■ CHALLENGE:
Write the entries out again exactly as they stand, but without the pictures.

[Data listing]
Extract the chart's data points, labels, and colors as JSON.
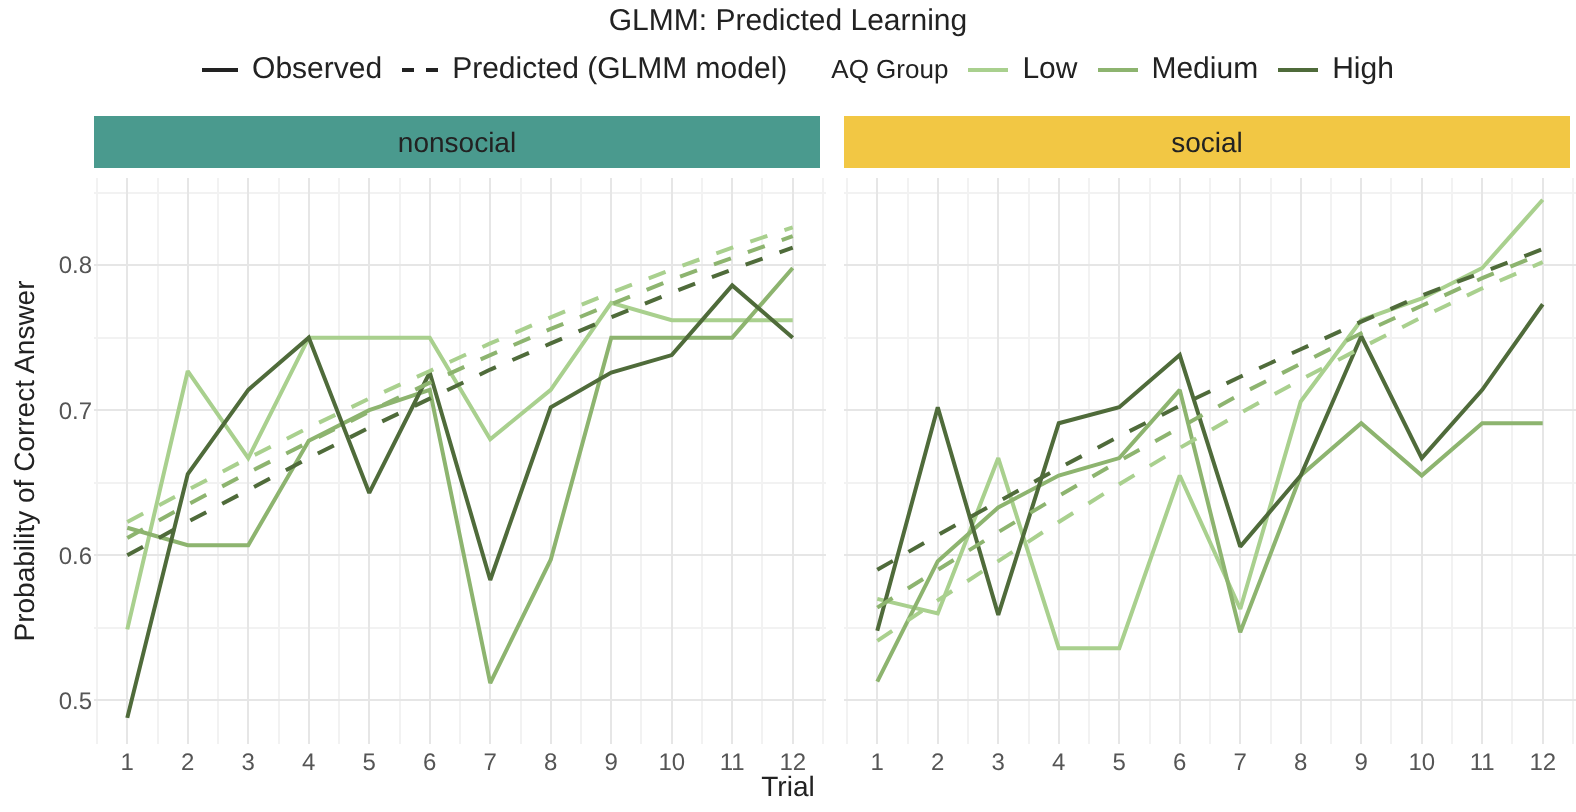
{
  "chart_data": [
    {
      "type": "line",
      "title": "nonsocial",
      "xlabel": "Trial",
      "ylabel": "Probability of Correct Answer",
      "legend_title": "AQ Group",
      "legend": "top",
      "grid": true,
      "annotations": [
        "GLMM: Predicted Learning",
        "Observed",
        "Predicted (GLMM model)"
      ],
      "x": [
        1,
        2,
        3,
        4,
        5,
        6,
        7,
        8,
        9,
        10,
        11,
        12
      ],
      "xlim": [
        0.45,
        12.55
      ],
      "xticks": [
        1,
        2,
        3,
        4,
        5,
        6,
        7,
        8,
        9,
        10,
        11,
        12
      ],
      "ylim": [
        0.47,
        0.86
      ],
      "yticks": [
        0.5,
        0.6,
        0.7,
        0.8
      ],
      "series": [
        {
          "name": "Low",
          "color": "#a9d08e",
          "line_style": "solid",
          "values": [
            0.549,
            0.727,
            0.667,
            0.75,
            0.75,
            0.75,
            0.68,
            0.714,
            0.774,
            0.762,
            0.762,
            0.762
          ]
        },
        {
          "name": "Medium",
          "color": "#8db46f",
          "line_style": "solid",
          "values": [
            0.619,
            0.607,
            0.607,
            0.679,
            0.7,
            0.714,
            0.512,
            0.597,
            0.75,
            0.75,
            0.75,
            0.798
          ]
        },
        {
          "name": "High",
          "color": "#4f6b3a",
          "line_style": "solid",
          "values": [
            0.488,
            0.656,
            0.714,
            0.75,
            0.643,
            0.726,
            0.583,
            0.702,
            0.726,
            0.738,
            0.786,
            0.75
          ]
        },
        {
          "color": "#a9d08e",
          "line_style": "dashed",
          "values": [
            0.623,
            0.645,
            0.667,
            0.688,
            0.708,
            0.727,
            0.746,
            0.764,
            0.781,
            0.797,
            0.812,
            0.826
          ]
        },
        {
          "color": "#8db46f",
          "line_style": "dashed",
          "values": [
            0.612,
            0.635,
            0.657,
            0.678,
            0.699,
            0.719,
            0.738,
            0.756,
            0.773,
            0.79,
            0.805,
            0.82
          ]
        },
        {
          "color": "#4f6b3a",
          "line_style": "dashed",
          "values": [
            0.6,
            0.623,
            0.645,
            0.667,
            0.688,
            0.708,
            0.728,
            0.746,
            0.764,
            0.781,
            0.797,
            0.812
          ]
        }
      ]
    },
    {
      "type": "line",
      "title": "social",
      "tick_labels": "x",
      "grid": true,
      "x": [
        1,
        2,
        3,
        4,
        5,
        6,
        7,
        8,
        9,
        10,
        11,
        12
      ],
      "xlim": [
        0.45,
        12.55
      ],
      "xticks": [
        1,
        2,
        3,
        4,
        5,
        6,
        7,
        8,
        9,
        10,
        11,
        12
      ],
      "ylim": [
        0.47,
        0.86
      ],
      "yticks": [
        0.5,
        0.6,
        0.7,
        0.8
      ],
      "series": [
        {
          "color": "#a9d08e",
          "line_style": "solid",
          "values": [
            0.57,
            0.56,
            0.667,
            0.536,
            0.536,
            0.655,
            0.563,
            0.706,
            0.762,
            0.777,
            0.798,
            0.845
          ]
        },
        {
          "color": "#8db46f",
          "line_style": "solid",
          "values": [
            0.513,
            0.596,
            0.633,
            0.655,
            0.667,
            0.714,
            0.547,
            0.655,
            0.691,
            0.655,
            0.691,
            0.691
          ]
        },
        {
          "color": "#4f6b3a",
          "line_style": "solid",
          "values": [
            0.548,
            0.702,
            0.559,
            0.691,
            0.702,
            0.738,
            0.606,
            0.655,
            0.751,
            0.667,
            0.714,
            0.773
          ]
        },
        {
          "color": "#a9d08e",
          "line_style": "dashed",
          "values": [
            0.541,
            0.569,
            0.596,
            0.623,
            0.649,
            0.674,
            0.698,
            0.721,
            0.743,
            0.764,
            0.784,
            0.802
          ]
        },
        {
          "color": "#8db46f",
          "line_style": "dashed",
          "values": [
            0.564,
            0.59,
            0.616,
            0.641,
            0.665,
            0.688,
            0.711,
            0.732,
            0.753,
            0.772,
            0.791,
            0.808
          ]
        },
        {
          "color": "#4f6b3a",
          "line_style": "dashed",
          "values": [
            0.59,
            0.614,
            0.637,
            0.66,
            0.682,
            0.703,
            0.723,
            0.742,
            0.761,
            0.779,
            0.795,
            0.811
          ]
        }
      ]
    }
  ]
}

■ SOLUTION:
Extract the chart's data points, labels, and colors as JSON.
{
  "chart_data": [
    {
      "type": "line",
      "title": "nonsocial",
      "xlabel": "Trial",
      "ylabel": "Probability of Correct Answer",
      "legend_title": "AQ Group",
      "legend": "top",
      "grid": true,
      "annotations": [
        "GLMM: Predicted Learning",
        "Observed",
        "Predicted (GLMM model)"
      ],
      "x": [
        1,
        2,
        3,
        4,
        5,
        6,
        7,
        8,
        9,
        10,
        11,
        12
      ],
      "xlim": [
        0.45,
        12.55
      ],
      "xticks": [
        1,
        2,
        3,
        4,
        5,
        6,
        7,
        8,
        9,
        10,
        11,
        12
      ],
      "ylim": [
        0.47,
        0.86
      ],
      "yticks": [
        0.5,
        0.6,
        0.7,
        0.8
      ],
      "series": [
        {
          "name": "Low",
          "color": "#a9d08e",
          "line_style": "solid",
          "values": [
            0.549,
            0.727,
            0.667,
            0.75,
            0.75,
            0.75,
            0.68,
            0.714,
            0.774,
            0.762,
            0.762,
            0.762
          ]
        },
        {
          "name": "Medium",
          "color": "#8db46f",
          "line_style": "solid",
          "values": [
            0.619,
            0.607,
            0.607,
            0.679,
            0.7,
            0.714,
            0.512,
            0.597,
            0.75,
            0.75,
            0.75,
            0.798
          ]
        },
        {
          "name": "High",
          "color": "#4f6b3a",
          "line_style": "solid",
          "values": [
            0.488,
            0.656,
            0.714,
            0.75,
            0.643,
            0.726,
            0.583,
            0.702,
            0.726,
            0.738,
            0.786,
            0.75
          ]
        },
        {
          "color": "#a9d08e",
          "line_style": "dashed",
          "values": [
            0.623,
            0.645,
            0.667,
            0.688,
            0.708,
            0.727,
            0.746,
            0.764,
            0.781,
            0.797,
            0.812,
            0.826
          ]
        },
        {
          "color": "#8db46f",
          "line_style": "dashed",
          "values": [
            0.612,
            0.635,
            0.657,
            0.678,
            0.699,
            0.719,
            0.738,
            0.756,
            0.773,
            0.79,
            0.805,
            0.82
          ]
        },
        {
          "color": "#4f6b3a",
          "line_style": "dashed",
          "values": [
            0.6,
            0.623,
            0.645,
            0.667,
            0.688,
            0.708,
            0.728,
            0.746,
            0.764,
            0.781,
            0.797,
            0.812
          ]
        }
      ]
    },
    {
      "type": "line",
      "title": "social",
      "tick_labels": "x",
      "grid": true,
      "x": [
        1,
        2,
        3,
        4,
        5,
        6,
        7,
        8,
        9,
        10,
        11,
        12
      ],
      "xlim": [
        0.45,
        12.55
      ],
      "xticks": [
        1,
        2,
        3,
        4,
        5,
        6,
        7,
        8,
        9,
        10,
        11,
        12
      ],
      "ylim": [
        0.47,
        0.86
      ],
      "yticks": [
        0.5,
        0.6,
        0.7,
        0.8
      ],
      "series": [
        {
          "color": "#a9d08e",
          "line_style": "solid",
          "values": [
            0.57,
            0.56,
            0.667,
            0.536,
            0.536,
            0.655,
            0.563,
            0.706,
            0.762,
            0.777,
            0.798,
            0.845
          ]
        },
        {
          "color": "#8db46f",
          "line_style": "solid",
          "values": [
            0.513,
            0.596,
            0.633,
            0.655,
            0.667,
            0.714,
            0.547,
            0.655,
            0.691,
            0.655,
            0.691,
            0.691
          ]
        },
        {
          "color": "#4f6b3a",
          "line_style": "solid",
          "values": [
            0.548,
            0.702,
            0.559,
            0.691,
            0.702,
            0.738,
            0.606,
            0.655,
            0.751,
            0.667,
            0.714,
            0.773
          ]
        },
        {
          "color": "#a9d08e",
          "line_style": "dashed",
          "values": [
            0.541,
            0.569,
            0.596,
            0.623,
            0.649,
            0.674,
            0.698,
            0.721,
            0.743,
            0.764,
            0.784,
            0.802
          ]
        },
        {
          "color": "#8db46f",
          "line_style": "dashed",
          "values": [
            0.564,
            0.59,
            0.616,
            0.641,
            0.665,
            0.688,
            0.711,
            0.732,
            0.753,
            0.772,
            0.791,
            0.808
          ]
        },
        {
          "color": "#4f6b3a",
          "line_style": "dashed",
          "values": [
            0.59,
            0.614,
            0.637,
            0.66,
            0.682,
            0.703,
            0.723,
            0.742,
            0.761,
            0.779,
            0.795,
            0.811
          ]
        }
      ]
    }
  ]
}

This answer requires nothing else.